Start Material
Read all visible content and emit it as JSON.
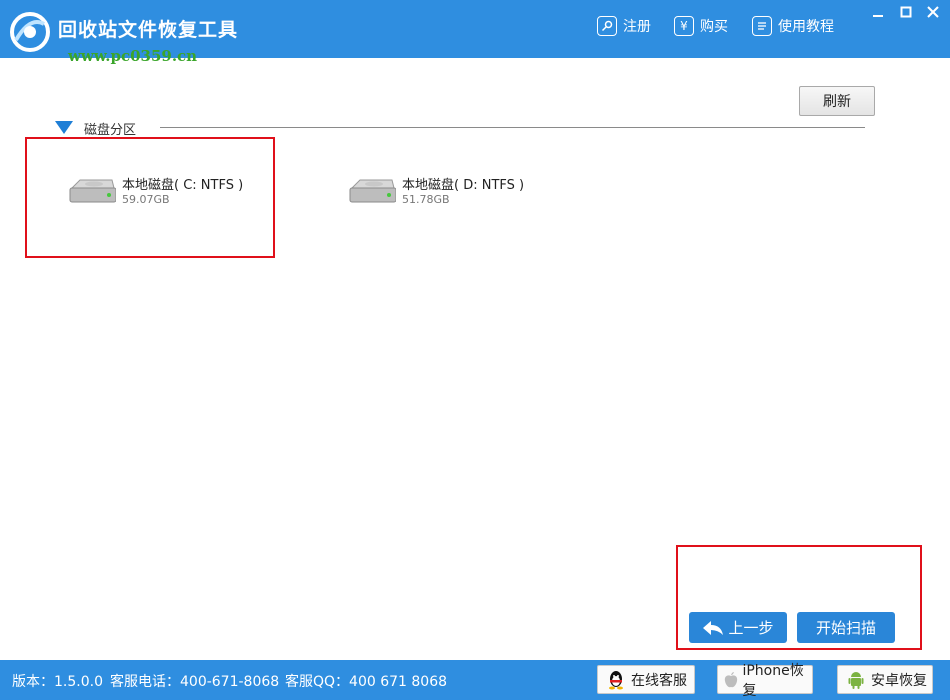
{
  "app": {
    "title": "回收站文件恢复工具",
    "watermark": "www.pc0359.cn"
  },
  "header": {
    "menu": [
      {
        "label": "注册",
        "icon": "key-icon"
      },
      {
        "label": "购买",
        "icon": "yen-icon"
      },
      {
        "label": "使用教程",
        "icon": "document-icon"
      }
    ],
    "window_controls": [
      "minimize",
      "maximize",
      "close"
    ]
  },
  "main": {
    "refresh_label": "刷新",
    "section_title": "磁盘分区",
    "disks": [
      {
        "name": "本地磁盘( C: NTFS )",
        "size": "59.07GB"
      },
      {
        "name": "本地磁盘( D: NTFS )",
        "size": "51.78GB"
      }
    ],
    "back_label": "上一步",
    "scan_label": "开始扫描"
  },
  "status": {
    "version": "版本：1.5.0.0",
    "phone": "客服电话：400-671-8068",
    "qq": "客服QQ：400 671 8068",
    "buttons": [
      {
        "label": "在线客服",
        "icon": "qq-penguin-icon"
      },
      {
        "label": "iPhone恢复",
        "icon": "apple-icon"
      },
      {
        "label": "安卓恢复",
        "icon": "android-icon"
      }
    ]
  },
  "colors": {
    "accent": "#2f8ee0",
    "button_blue": "#2a86d8",
    "highlight_red": "#e0101a",
    "watermark_green": "#3aa52a"
  }
}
End Material
Repeat the records above exactly, leaving out any pictures they contain.

Read all visible content and emit it as JSON.
{
  "app": {
    "title": "回收站文件恢复工具",
    "watermark": "www.pc0359.cn"
  },
  "header": {
    "menu": [
      {
        "label": "注册",
        "icon": "key-icon"
      },
      {
        "label": "购买",
        "icon": "yen-icon"
      },
      {
        "label": "使用教程",
        "icon": "document-icon"
      }
    ],
    "window_controls": [
      "minimize",
      "maximize",
      "close"
    ]
  },
  "main": {
    "refresh_label": "刷新",
    "section_title": "磁盘分区",
    "disks": [
      {
        "name": "本地磁盘( C: NTFS )",
        "size": "59.07GB"
      },
      {
        "name": "本地磁盘( D: NTFS )",
        "size": "51.78GB"
      }
    ],
    "back_label": "上一步",
    "scan_label": "开始扫描"
  },
  "status": {
    "version": "版本：1.5.0.0",
    "phone": "客服电话：400-671-8068",
    "qq": "客服QQ：400 671 8068",
    "buttons": [
      {
        "label": "在线客服",
        "icon": "qq-penguin-icon"
      },
      {
        "label": "iPhone恢复",
        "icon": "apple-icon"
      },
      {
        "label": "安卓恢复",
        "icon": "android-icon"
      }
    ]
  },
  "colors": {
    "accent": "#2f8ee0",
    "button_blue": "#2a86d8",
    "highlight_red": "#e0101a",
    "watermark_green": "#3aa52a"
  }
}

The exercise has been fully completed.